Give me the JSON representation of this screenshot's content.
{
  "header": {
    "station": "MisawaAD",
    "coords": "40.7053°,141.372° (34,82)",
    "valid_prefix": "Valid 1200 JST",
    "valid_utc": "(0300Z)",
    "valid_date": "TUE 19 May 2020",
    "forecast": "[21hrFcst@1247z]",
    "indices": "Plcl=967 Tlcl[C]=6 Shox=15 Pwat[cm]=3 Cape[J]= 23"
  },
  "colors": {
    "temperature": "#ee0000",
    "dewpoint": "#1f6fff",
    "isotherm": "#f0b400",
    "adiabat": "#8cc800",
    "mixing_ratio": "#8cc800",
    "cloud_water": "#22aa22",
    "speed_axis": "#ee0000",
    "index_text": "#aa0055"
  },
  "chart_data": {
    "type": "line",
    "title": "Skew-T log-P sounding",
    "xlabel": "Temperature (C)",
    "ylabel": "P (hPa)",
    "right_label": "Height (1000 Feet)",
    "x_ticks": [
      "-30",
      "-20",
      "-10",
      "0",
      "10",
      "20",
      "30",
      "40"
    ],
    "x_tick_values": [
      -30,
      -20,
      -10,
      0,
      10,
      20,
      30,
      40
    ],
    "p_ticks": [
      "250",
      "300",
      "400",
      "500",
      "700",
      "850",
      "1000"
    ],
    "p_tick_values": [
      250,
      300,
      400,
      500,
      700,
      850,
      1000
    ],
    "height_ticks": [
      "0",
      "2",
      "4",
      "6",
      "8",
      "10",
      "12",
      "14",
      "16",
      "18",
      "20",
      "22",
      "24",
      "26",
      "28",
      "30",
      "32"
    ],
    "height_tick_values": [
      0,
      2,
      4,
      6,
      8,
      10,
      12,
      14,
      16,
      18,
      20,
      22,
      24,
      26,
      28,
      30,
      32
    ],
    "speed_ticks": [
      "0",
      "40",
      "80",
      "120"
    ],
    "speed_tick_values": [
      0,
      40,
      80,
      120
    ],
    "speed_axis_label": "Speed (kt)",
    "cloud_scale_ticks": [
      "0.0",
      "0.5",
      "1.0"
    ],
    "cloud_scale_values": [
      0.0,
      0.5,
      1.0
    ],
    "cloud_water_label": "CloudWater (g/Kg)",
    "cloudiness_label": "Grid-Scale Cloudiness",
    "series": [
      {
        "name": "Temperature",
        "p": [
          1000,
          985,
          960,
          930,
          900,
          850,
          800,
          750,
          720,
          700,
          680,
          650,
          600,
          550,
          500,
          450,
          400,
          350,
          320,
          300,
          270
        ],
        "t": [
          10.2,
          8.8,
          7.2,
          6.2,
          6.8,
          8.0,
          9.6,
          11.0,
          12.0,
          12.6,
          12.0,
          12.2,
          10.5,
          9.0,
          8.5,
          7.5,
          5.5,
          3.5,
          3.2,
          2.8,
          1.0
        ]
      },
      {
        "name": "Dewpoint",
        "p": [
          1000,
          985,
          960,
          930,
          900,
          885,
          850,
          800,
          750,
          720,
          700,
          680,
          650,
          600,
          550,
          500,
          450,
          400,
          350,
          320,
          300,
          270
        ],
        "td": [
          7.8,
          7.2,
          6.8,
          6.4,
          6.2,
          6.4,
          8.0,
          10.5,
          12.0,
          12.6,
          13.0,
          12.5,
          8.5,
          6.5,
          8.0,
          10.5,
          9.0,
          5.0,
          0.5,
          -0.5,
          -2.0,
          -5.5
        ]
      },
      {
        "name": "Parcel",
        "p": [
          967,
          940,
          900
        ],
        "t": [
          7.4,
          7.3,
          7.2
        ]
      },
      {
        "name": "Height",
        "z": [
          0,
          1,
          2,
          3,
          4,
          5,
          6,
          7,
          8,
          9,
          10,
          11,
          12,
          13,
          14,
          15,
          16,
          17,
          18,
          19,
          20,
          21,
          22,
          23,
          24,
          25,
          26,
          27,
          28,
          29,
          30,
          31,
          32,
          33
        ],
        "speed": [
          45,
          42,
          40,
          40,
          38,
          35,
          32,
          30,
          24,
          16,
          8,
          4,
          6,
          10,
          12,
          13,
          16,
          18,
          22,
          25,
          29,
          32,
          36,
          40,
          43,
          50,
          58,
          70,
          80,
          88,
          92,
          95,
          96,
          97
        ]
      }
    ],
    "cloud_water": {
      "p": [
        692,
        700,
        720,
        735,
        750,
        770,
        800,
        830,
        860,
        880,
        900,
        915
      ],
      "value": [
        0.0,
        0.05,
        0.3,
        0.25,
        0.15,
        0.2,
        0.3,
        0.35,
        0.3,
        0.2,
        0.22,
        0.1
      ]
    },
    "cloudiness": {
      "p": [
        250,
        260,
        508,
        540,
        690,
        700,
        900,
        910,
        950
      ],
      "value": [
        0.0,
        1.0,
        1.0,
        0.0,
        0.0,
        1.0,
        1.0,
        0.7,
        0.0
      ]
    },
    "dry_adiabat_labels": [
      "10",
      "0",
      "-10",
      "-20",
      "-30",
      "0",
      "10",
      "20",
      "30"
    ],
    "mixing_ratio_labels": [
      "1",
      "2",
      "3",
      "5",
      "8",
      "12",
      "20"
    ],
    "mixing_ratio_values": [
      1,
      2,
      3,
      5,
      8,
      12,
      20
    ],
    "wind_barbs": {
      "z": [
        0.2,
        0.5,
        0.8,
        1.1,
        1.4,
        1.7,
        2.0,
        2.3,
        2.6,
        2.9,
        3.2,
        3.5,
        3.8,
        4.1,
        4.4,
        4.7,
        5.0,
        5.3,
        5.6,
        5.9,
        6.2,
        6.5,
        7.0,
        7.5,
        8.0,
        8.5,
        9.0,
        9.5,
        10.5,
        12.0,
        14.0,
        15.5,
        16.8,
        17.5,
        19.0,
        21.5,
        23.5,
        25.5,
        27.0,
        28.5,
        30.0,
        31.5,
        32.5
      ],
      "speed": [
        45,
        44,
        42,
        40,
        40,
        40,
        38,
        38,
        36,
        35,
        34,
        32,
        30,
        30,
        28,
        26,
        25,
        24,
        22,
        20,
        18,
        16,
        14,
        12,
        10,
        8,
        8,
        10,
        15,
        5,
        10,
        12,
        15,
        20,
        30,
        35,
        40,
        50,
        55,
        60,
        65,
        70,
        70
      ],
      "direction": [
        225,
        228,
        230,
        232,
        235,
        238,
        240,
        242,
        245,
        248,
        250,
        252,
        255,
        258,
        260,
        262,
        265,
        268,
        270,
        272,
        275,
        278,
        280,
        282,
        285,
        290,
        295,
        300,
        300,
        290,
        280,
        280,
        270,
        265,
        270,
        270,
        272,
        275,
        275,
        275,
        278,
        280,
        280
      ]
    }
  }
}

------------------------------------------------------------------------

◆ Task statement
Transcribe each entry exactly.

◆ The response
Give me the JSON representation of this screenshot's content.
{
  "header": {
    "station": "MisawaAD",
    "coords": "40.7053°,141.372° (34,82)",
    "valid_prefix": "Valid 1200 JST",
    "valid_utc": "(0300Z)",
    "valid_date": "TUE 19 May 2020",
    "forecast": "[21hrFcst@1247z]",
    "indices": "Plcl=967 Tlcl[C]=6 Shox=15 Pwat[cm]=3 Cape[J]= 23"
  },
  "colors": {
    "temperature": "#ee0000",
    "dewpoint": "#1f6fff",
    "isotherm": "#f0b400",
    "adiabat": "#8cc800",
    "mixing_ratio": "#8cc800",
    "cloud_water": "#22aa22",
    "speed_axis": "#ee0000",
    "index_text": "#aa0055"
  },
  "chart_data": {
    "type": "line",
    "title": "Skew-T log-P sounding",
    "xlabel": "Temperature (C)",
    "ylabel": "P (hPa)",
    "right_label": "Height (1000 Feet)",
    "x_ticks": [
      "-30",
      "-20",
      "-10",
      "0",
      "10",
      "20",
      "30",
      "40"
    ],
    "x_tick_values": [
      -30,
      -20,
      -10,
      0,
      10,
      20,
      30,
      40
    ],
    "p_ticks": [
      "250",
      "300",
      "400",
      "500",
      "700",
      "850",
      "1000"
    ],
    "p_tick_values": [
      250,
      300,
      400,
      500,
      700,
      850,
      1000
    ],
    "height_ticks": [
      "0",
      "2",
      "4",
      "6",
      "8",
      "10",
      "12",
      "14",
      "16",
      "18",
      "20",
      "22",
      "24",
      "26",
      "28",
      "30",
      "32"
    ],
    "height_tick_values": [
      0,
      2,
      4,
      6,
      8,
      10,
      12,
      14,
      16,
      18,
      20,
      22,
      24,
      26,
      28,
      30,
      32
    ],
    "speed_ticks": [
      "0",
      "40",
      "80",
      "120"
    ],
    "speed_tick_values": [
      0,
      40,
      80,
      120
    ],
    "speed_axis_label": "Speed (kt)",
    "cloud_scale_ticks": [
      "0.0",
      "0.5",
      "1.0"
    ],
    "cloud_scale_values": [
      0.0,
      0.5,
      1.0
    ],
    "cloud_water_label": "CloudWater (g/Kg)",
    "cloudiness_label": "Grid-Scale Cloudiness",
    "series": [
      {
        "name": "Temperature",
        "p": [
          1000,
          985,
          960,
          930,
          900,
          850,
          800,
          750,
          720,
          700,
          680,
          650,
          600,
          550,
          500,
          450,
          400,
          350,
          320,
          300,
          270
        ],
        "t": [
          10.2,
          8.8,
          7.2,
          6.2,
          6.8,
          8.0,
          9.6,
          11.0,
          12.0,
          12.6,
          12.0,
          12.2,
          10.5,
          9.0,
          8.5,
          7.5,
          5.5,
          3.5,
          3.2,
          2.8,
          1.0
        ]
      },
      {
        "name": "Dewpoint",
        "p": [
          1000,
          985,
          960,
          930,
          900,
          885,
          850,
          800,
          750,
          720,
          700,
          680,
          650,
          600,
          550,
          500,
          450,
          400,
          350,
          320,
          300,
          270
        ],
        "td": [
          7.8,
          7.2,
          6.8,
          6.4,
          6.2,
          6.4,
          8.0,
          10.5,
          12.0,
          12.6,
          13.0,
          12.5,
          8.5,
          6.5,
          8.0,
          10.5,
          9.0,
          5.0,
          0.5,
          -0.5,
          -2.0,
          -5.5
        ]
      },
      {
        "name": "Parcel",
        "p": [
          967,
          940,
          900
        ],
        "t": [
          7.4,
          7.3,
          7.2
        ]
      },
      {
        "name": "Height",
        "z": [
          0,
          1,
          2,
          3,
          4,
          5,
          6,
          7,
          8,
          9,
          10,
          11,
          12,
          13,
          14,
          15,
          16,
          17,
          18,
          19,
          20,
          21,
          22,
          23,
          24,
          25,
          26,
          27,
          28,
          29,
          30,
          31,
          32,
          33
        ],
        "speed": [
          45,
          42,
          40,
          40,
          38,
          35,
          32,
          30,
          24,
          16,
          8,
          4,
          6,
          10,
          12,
          13,
          16,
          18,
          22,
          25,
          29,
          32,
          36,
          40,
          43,
          50,
          58,
          70,
          80,
          88,
          92,
          95,
          96,
          97
        ]
      }
    ],
    "cloud_water": {
      "p": [
        692,
        700,
        720,
        735,
        750,
        770,
        800,
        830,
        860,
        880,
        900,
        915
      ],
      "value": [
        0.0,
        0.05,
        0.3,
        0.25,
        0.15,
        0.2,
        0.3,
        0.35,
        0.3,
        0.2,
        0.22,
        0.1
      ]
    },
    "cloudiness": {
      "p": [
        250,
        260,
        508,
        540,
        690,
        700,
        900,
        910,
        950
      ],
      "value": [
        0.0,
        1.0,
        1.0,
        0.0,
        0.0,
        1.0,
        1.0,
        0.7,
        0.0
      ]
    },
    "dry_adiabat_labels": [
      "10",
      "0",
      "-10",
      "-20",
      "-30",
      "0",
      "10",
      "20",
      "30"
    ],
    "mixing_ratio_labels": [
      "1",
      "2",
      "3",
      "5",
      "8",
      "12",
      "20"
    ],
    "mixing_ratio_values": [
      1,
      2,
      3,
      5,
      8,
      12,
      20
    ],
    "wind_barbs": {
      "z": [
        0.2,
        0.5,
        0.8,
        1.1,
        1.4,
        1.7,
        2.0,
        2.3,
        2.6,
        2.9,
        3.2,
        3.5,
        3.8,
        4.1,
        4.4,
        4.7,
        5.0,
        5.3,
        5.6,
        5.9,
        6.2,
        6.5,
        7.0,
        7.5,
        8.0,
        8.5,
        9.0,
        9.5,
        10.5,
        12.0,
        14.0,
        15.5,
        16.8,
        17.5,
        19.0,
        21.5,
        23.5,
        25.5,
        27.0,
        28.5,
        30.0,
        31.5,
        32.5
      ],
      "speed": [
        45,
        44,
        42,
        40,
        40,
        40,
        38,
        38,
        36,
        35,
        34,
        32,
        30,
        30,
        28,
        26,
        25,
        24,
        22,
        20,
        18,
        16,
        14,
        12,
        10,
        8,
        8,
        10,
        15,
        5,
        10,
        12,
        15,
        20,
        30,
        35,
        40,
        50,
        55,
        60,
        65,
        70,
        70
      ],
      "direction": [
        225,
        228,
        230,
        232,
        235,
        238,
        240,
        242,
        245,
        248,
        250,
        252,
        255,
        258,
        260,
        262,
        265,
        268,
        270,
        272,
        275,
        278,
        280,
        282,
        285,
        290,
        295,
        300,
        300,
        290,
        280,
        280,
        270,
        265,
        270,
        270,
        272,
        275,
        275,
        275,
        278,
        280,
        280
      ]
    }
  }
}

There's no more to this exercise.